[Dataset records]
◇ ◇ ◇
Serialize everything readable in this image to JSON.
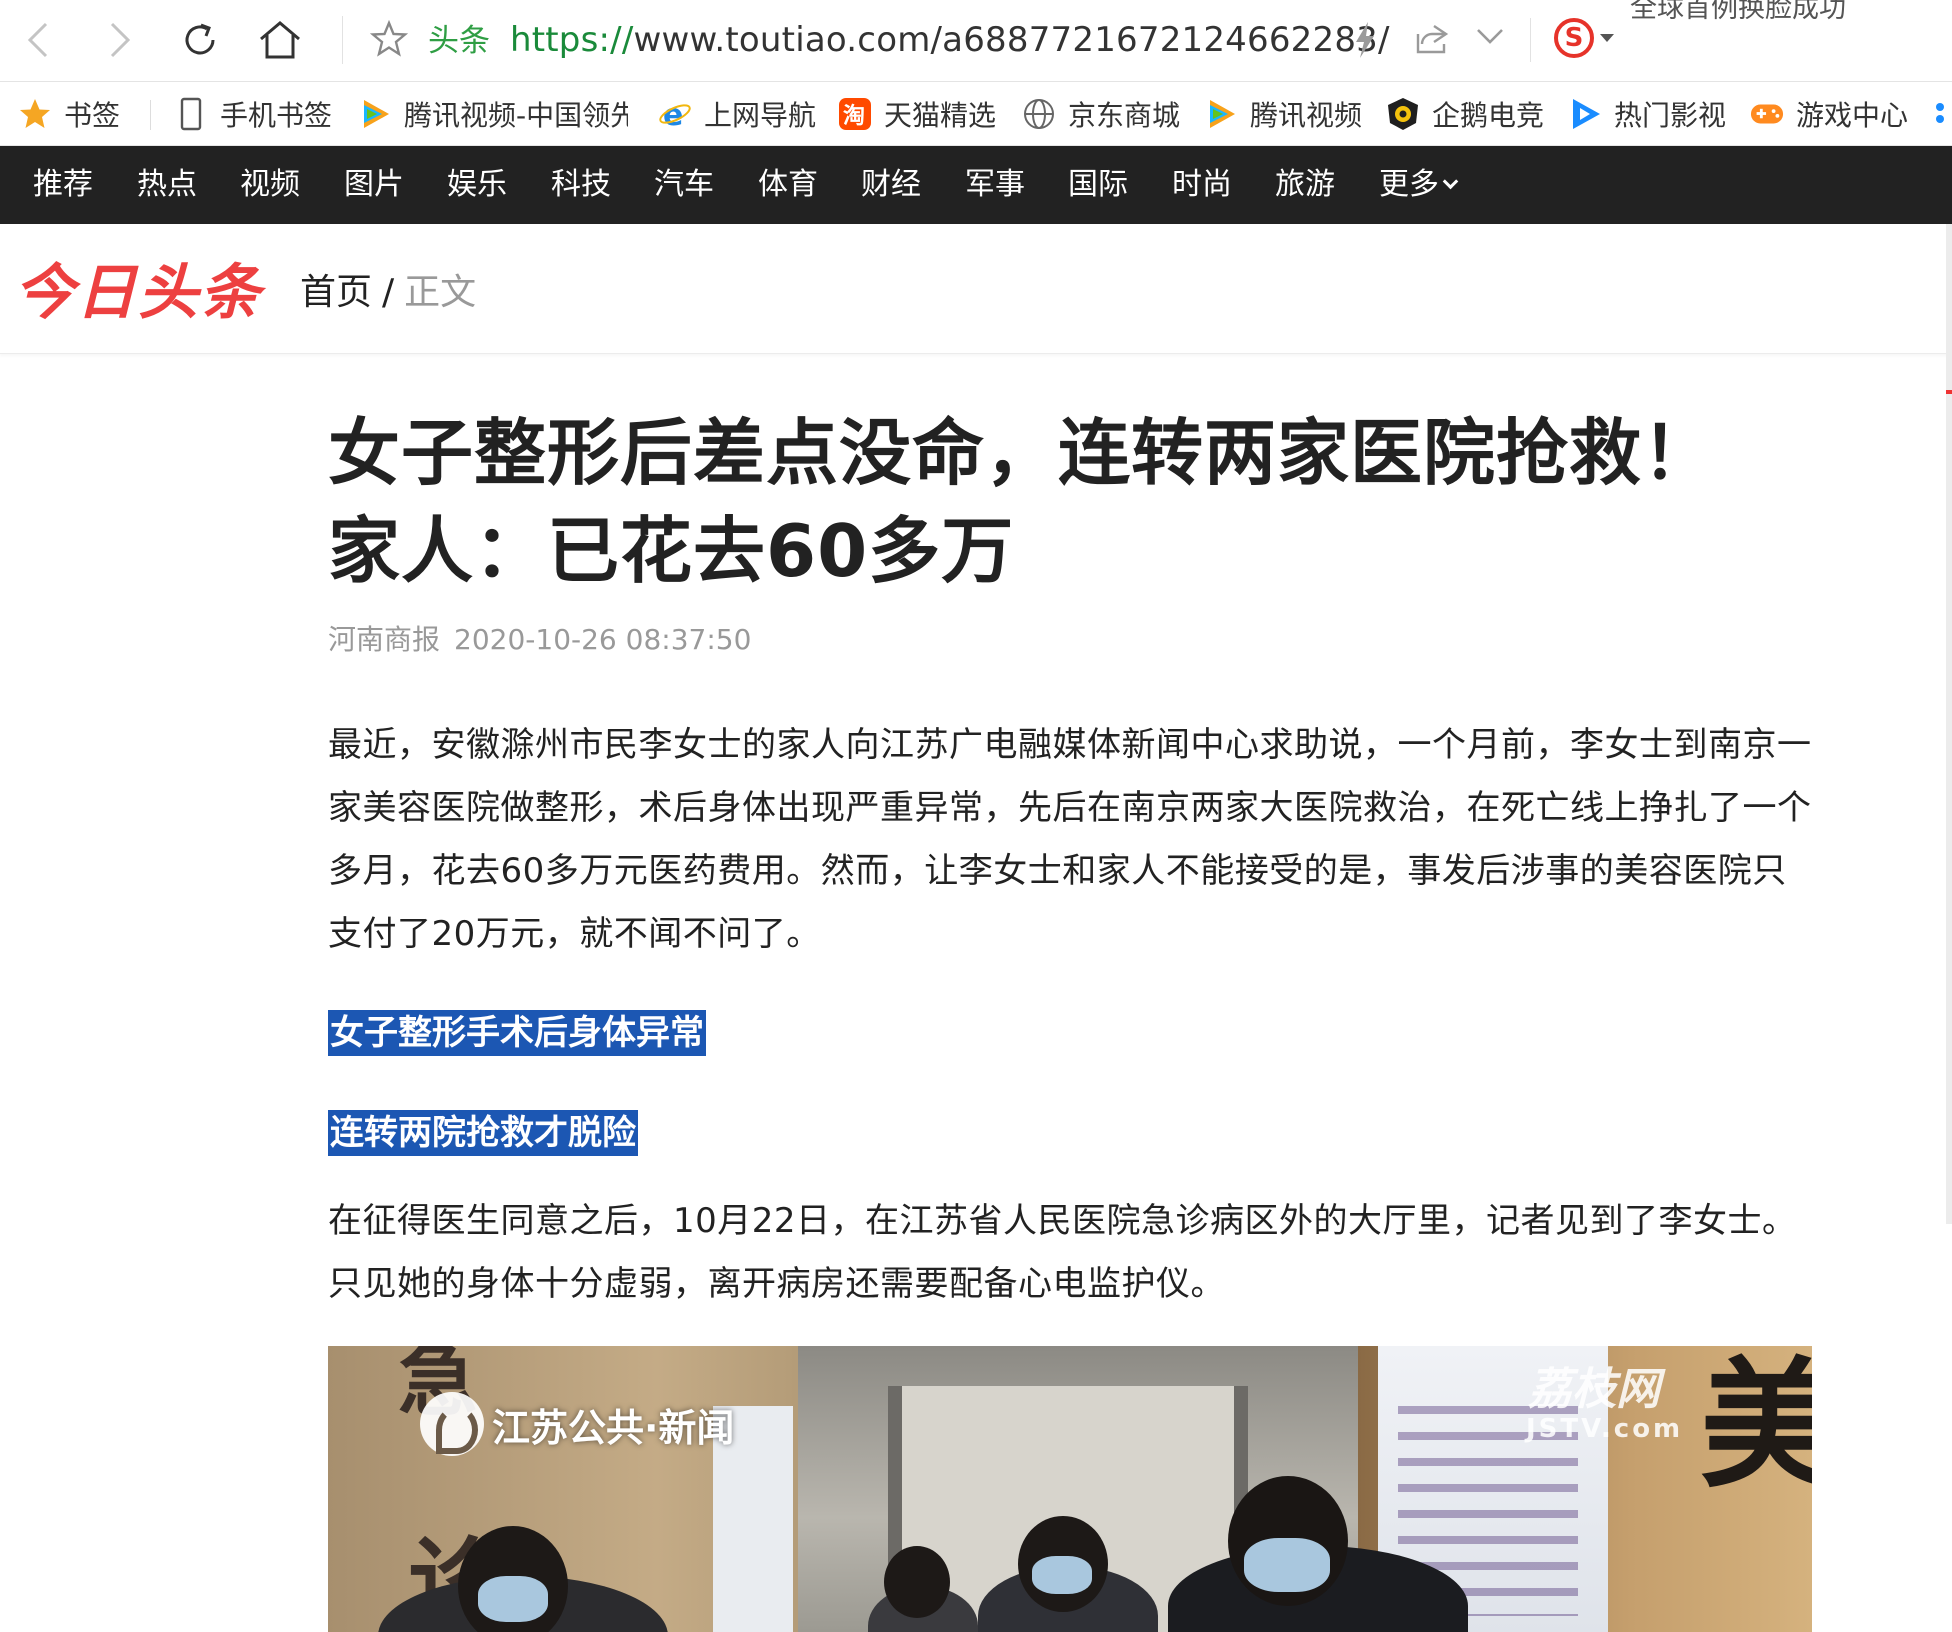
{
  "browser": {
    "url_site_label": "头条",
    "url_scheme": "https://",
    "url_rest": "www.toutiao.com/a6887721672124662283/",
    "top_hint": "全球首例换脸成功"
  },
  "bookmarks": [
    {
      "label": "书签",
      "icon": "star-icon"
    },
    {
      "label": "手机书签",
      "icon": "phone-icon"
    },
    {
      "label": "腾讯视频-中国领先",
      "icon": "tencent-video-icon"
    },
    {
      "label": "上网导航",
      "icon": "ie-icon"
    },
    {
      "label": "天猫精选",
      "icon": "taobao-icon"
    },
    {
      "label": "京东商城",
      "icon": "globe-icon"
    },
    {
      "label": "腾讯视频",
      "icon": "tencent-video-icon"
    },
    {
      "label": "企鹅电竞",
      "icon": "penguin-esports-icon"
    },
    {
      "label": "热门影视",
      "icon": "play-icon"
    },
    {
      "label": "游戏中心",
      "icon": "gamepad-icon"
    }
  ],
  "nav": [
    "推荐",
    "热点",
    "视频",
    "图片",
    "娱乐",
    "科技",
    "汽车",
    "体育",
    "财经",
    "军事",
    "国际",
    "时尚",
    "旅游",
    "更多"
  ],
  "header": {
    "logo": "今日头条",
    "breadcrumb_home": "首页",
    "breadcrumb_sep": "/",
    "breadcrumb_current": "正文"
  },
  "article": {
    "title_line1": "女子整形后差点没命，连转两家医院抢救！",
    "title_line2": "家人：已花去60多万",
    "source": "河南商报",
    "time": "2020-10-26 08:37:50",
    "para1": "最近，安徽滁州市民李女士的家人向江苏广电融媒体新闻中心求助说，一个月前，李女士到南京一家美容医院做整形，术后身体出现严重异常，先后在南京两家大医院救治，在死亡线上挣扎了一个多月，花去60多万元医药费用。然而，让李女士和家人不能接受的是，事发后涉事的美容医院只支付了20万元，就不闻不问了。",
    "highlight1": "女子整形手术后身体异常",
    "highlight2": "连转两院抢救才脱险",
    "para2": "在征得医生同意之后，10月22日，在江苏省人民医院急诊病区外的大厅里，记者见到了李女士。只见她的身体十分虚弱，离开病房还需要配备心电监护仪。"
  },
  "media": {
    "watermark_left": "江苏公共·新闻",
    "watermark_right": "荔枝网",
    "watermark_right_sub": "JSTV.com",
    "scene_char_right": "美",
    "scene_char_left1": "急",
    "scene_char_left2": "诊"
  },
  "colors": {
    "nav_bg": "#222222",
    "logo_red": "#ed4040",
    "highlight_bg": "#1c57b3",
    "url_green": "#1a8a3a"
  }
}
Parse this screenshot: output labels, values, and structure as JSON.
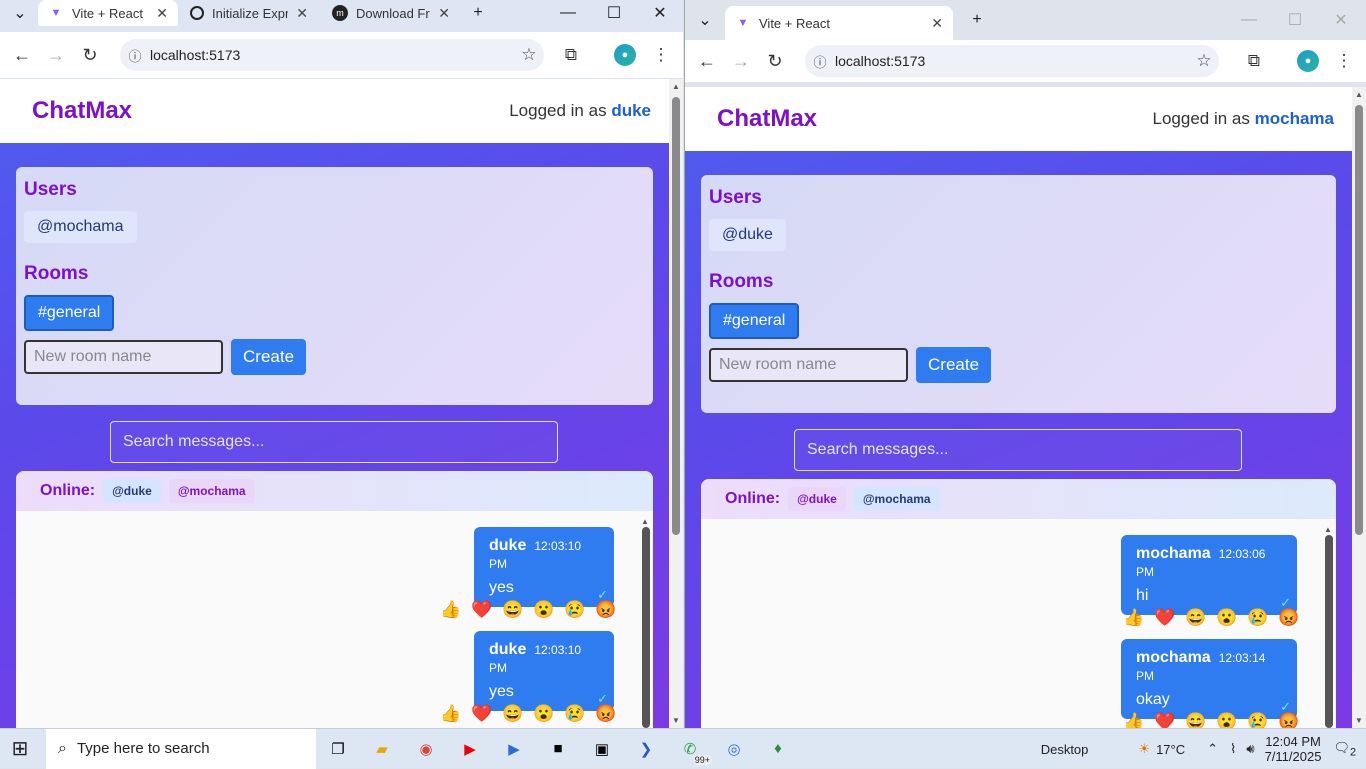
{
  "left": {
    "tabs": [
      {
        "title": "Vite + React",
        "active": true
      },
      {
        "title": "Initialize Expr",
        "active": false
      },
      {
        "title": "Download Fr",
        "active": false
      }
    ],
    "url": "localhost:5173",
    "app": {
      "brand": "ChatMax",
      "logged_prefix": "Logged in as",
      "username": "duke",
      "users_title": "Users",
      "users": [
        "@mochama"
      ],
      "rooms_title": "Rooms",
      "rooms": [
        "#general"
      ],
      "new_room_placeholder": "New room name",
      "create_label": "Create",
      "search_placeholder": "Search messages...",
      "online_label": "Online:",
      "online_users": [
        "@duke",
        "@mochama"
      ],
      "messages": [
        {
          "sender": "duke",
          "time": "12:03:10 PM",
          "text": "yes",
          "check": "✓"
        },
        {
          "sender": "duke",
          "time": "12:03:10 PM",
          "text": "yes",
          "check": "✓"
        }
      ]
    }
  },
  "right": {
    "tabs": [
      {
        "title": "Vite + React",
        "active": true
      }
    ],
    "url": "localhost:5173",
    "app": {
      "brand": "ChatMax",
      "logged_prefix": "Logged in as",
      "username": "mochama",
      "users_title": "Users",
      "users": [
        "@duke"
      ],
      "rooms_title": "Rooms",
      "rooms": [
        "#general"
      ],
      "new_room_placeholder": "New room name",
      "create_label": "Create",
      "search_placeholder": "Search messages...",
      "online_label": "Online:",
      "online_users": [
        "@duke",
        "@mochama"
      ],
      "messages": [
        {
          "sender": "mochama",
          "time": "12:03:06 PM",
          "text": "hi",
          "check": "✓"
        },
        {
          "sender": "mochama",
          "time": "12:03:14 PM",
          "text": "okay",
          "check": "✓"
        }
      ]
    }
  },
  "reactions": [
    "👍",
    "❤️",
    "😄",
    "😮",
    "😢",
    "😡"
  ],
  "taskbar": {
    "search_placeholder": "Type here to search",
    "desktop_label": "Desktop",
    "weather": "17°C",
    "time": "12:04 PM",
    "date": "7/11/2025",
    "notifications": "2",
    "badge": "99+"
  },
  "colors": {
    "brand": "#7b12c8",
    "accent": "#2f7cf0",
    "username": "#1c5fd6"
  }
}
◇ ◇ ◇
* **Exercise directions**:
All of the records above must be copied exactly, except for the pictures.

* **Task output**:
Serialize everything readable in this image to JSON.
{
  "browser": {
    "url_site_label": "头条",
    "url_scheme": "https://",
    "url_rest": "www.toutiao.com/a6887721672124662283/",
    "top_hint": "全球首例换脸成功"
  },
  "bookmarks": [
    {
      "label": "书签",
      "icon": "star-icon"
    },
    {
      "label": "手机书签",
      "icon": "phone-icon"
    },
    {
      "label": "腾讯视频-中国领先",
      "icon": "tencent-video-icon"
    },
    {
      "label": "上网导航",
      "icon": "ie-icon"
    },
    {
      "label": "天猫精选",
      "icon": "taobao-icon"
    },
    {
      "label": "京东商城",
      "icon": "globe-icon"
    },
    {
      "label": "腾讯视频",
      "icon": "tencent-video-icon"
    },
    {
      "label": "企鹅电竞",
      "icon": "penguin-esports-icon"
    },
    {
      "label": "热门影视",
      "icon": "play-icon"
    },
    {
      "label": "游戏中心",
      "icon": "gamepad-icon"
    }
  ],
  "nav": [
    "推荐",
    "热点",
    "视频",
    "图片",
    "娱乐",
    "科技",
    "汽车",
    "体育",
    "财经",
    "军事",
    "国际",
    "时尚",
    "旅游",
    "更多"
  ],
  "header": {
    "logo": "今日头条",
    "breadcrumb_home": "首页",
    "breadcrumb_sep": "/",
    "breadcrumb_current": "正文"
  },
  "article": {
    "title_line1": "女子整形后差点没命，连转两家医院抢救！",
    "title_line2": "家人：已花去60多万",
    "source": "河南商报",
    "time": "2020-10-26 08:37:50",
    "para1": "最近，安徽滁州市民李女士的家人向江苏广电融媒体新闻中心求助说，一个月前，李女士到南京一家美容医院做整形，术后身体出现严重异常，先后在南京两家大医院救治，在死亡线上挣扎了一个多月，花去60多万元医药费用。然而，让李女士和家人不能接受的是，事发后涉事的美容医院只支付了20万元，就不闻不问了。",
    "highlight1": "女子整形手术后身体异常",
    "highlight2": "连转两院抢救才脱险",
    "para2": "在征得医生同意之后，10月22日，在江苏省人民医院急诊病区外的大厅里，记者见到了李女士。只见她的身体十分虚弱，离开病房还需要配备心电监护仪。"
  },
  "media": {
    "watermark_left": "江苏公共·新闻",
    "watermark_right": "荔枝网",
    "watermark_right_sub": "JSTV.com",
    "scene_char_right": "美",
    "scene_char_left1": "急",
    "scene_char_left2": "诊"
  },
  "colors": {
    "nav_bg": "#222222",
    "logo_red": "#ed4040",
    "highlight_bg": "#1c57b3",
    "url_green": "#1a8a3a"
  }
}
Parse this screenshot: output labels, values, and structure as JSON.
{
  "left": {
    "tabs": [
      {
        "title": "Vite + React",
        "active": true
      },
      {
        "title": "Initialize Expr",
        "active": false
      },
      {
        "title": "Download Fr",
        "active": false
      }
    ],
    "url": "localhost:5173",
    "app": {
      "brand": "ChatMax",
      "logged_prefix": "Logged in as",
      "username": "duke",
      "users_title": "Users",
      "users": [
        "@mochama"
      ],
      "rooms_title": "Rooms",
      "rooms": [
        "#general"
      ],
      "new_room_placeholder": "New room name",
      "create_label": "Create",
      "search_placeholder": "Search messages...",
      "online_label": "Online:",
      "online_users": [
        "@duke",
        "@mochama"
      ],
      "messages": [
        {
          "sender": "duke",
          "time": "12:03:10 PM",
          "text": "yes",
          "check": "✓"
        },
        {
          "sender": "duke",
          "time": "12:03:10 PM",
          "text": "yes",
          "check": "✓"
        }
      ]
    }
  },
  "right": {
    "tabs": [
      {
        "title": "Vite + React",
        "active": true
      }
    ],
    "url": "localhost:5173",
    "app": {
      "brand": "ChatMax",
      "logged_prefix": "Logged in as",
      "username": "mochama",
      "users_title": "Users",
      "users": [
        "@duke"
      ],
      "rooms_title": "Rooms",
      "rooms": [
        "#general"
      ],
      "new_room_placeholder": "New room name",
      "create_label": "Create",
      "search_placeholder": "Search messages...",
      "online_label": "Online:",
      "online_users": [
        "@duke",
        "@mochama"
      ],
      "messages": [
        {
          "sender": "mochama",
          "time": "12:03:06 PM",
          "text": "hi",
          "check": "✓"
        },
        {
          "sender": "mochama",
          "time": "12:03:14 PM",
          "text": "okay",
          "check": "✓"
        }
      ]
    }
  },
  "reactions": [
    "👍",
    "❤️",
    "😄",
    "😮",
    "😢",
    "😡"
  ],
  "taskbar": {
    "search_placeholder": "Type here to search",
    "desktop_label": "Desktop",
    "weather": "17°C",
    "time": "12:04 PM",
    "date": "7/11/2025",
    "notifications": "2",
    "badge": "99+"
  },
  "colors": {
    "brand": "#7b12c8",
    "accent": "#2f7cf0",
    "username": "#1c5fd6"
  }
}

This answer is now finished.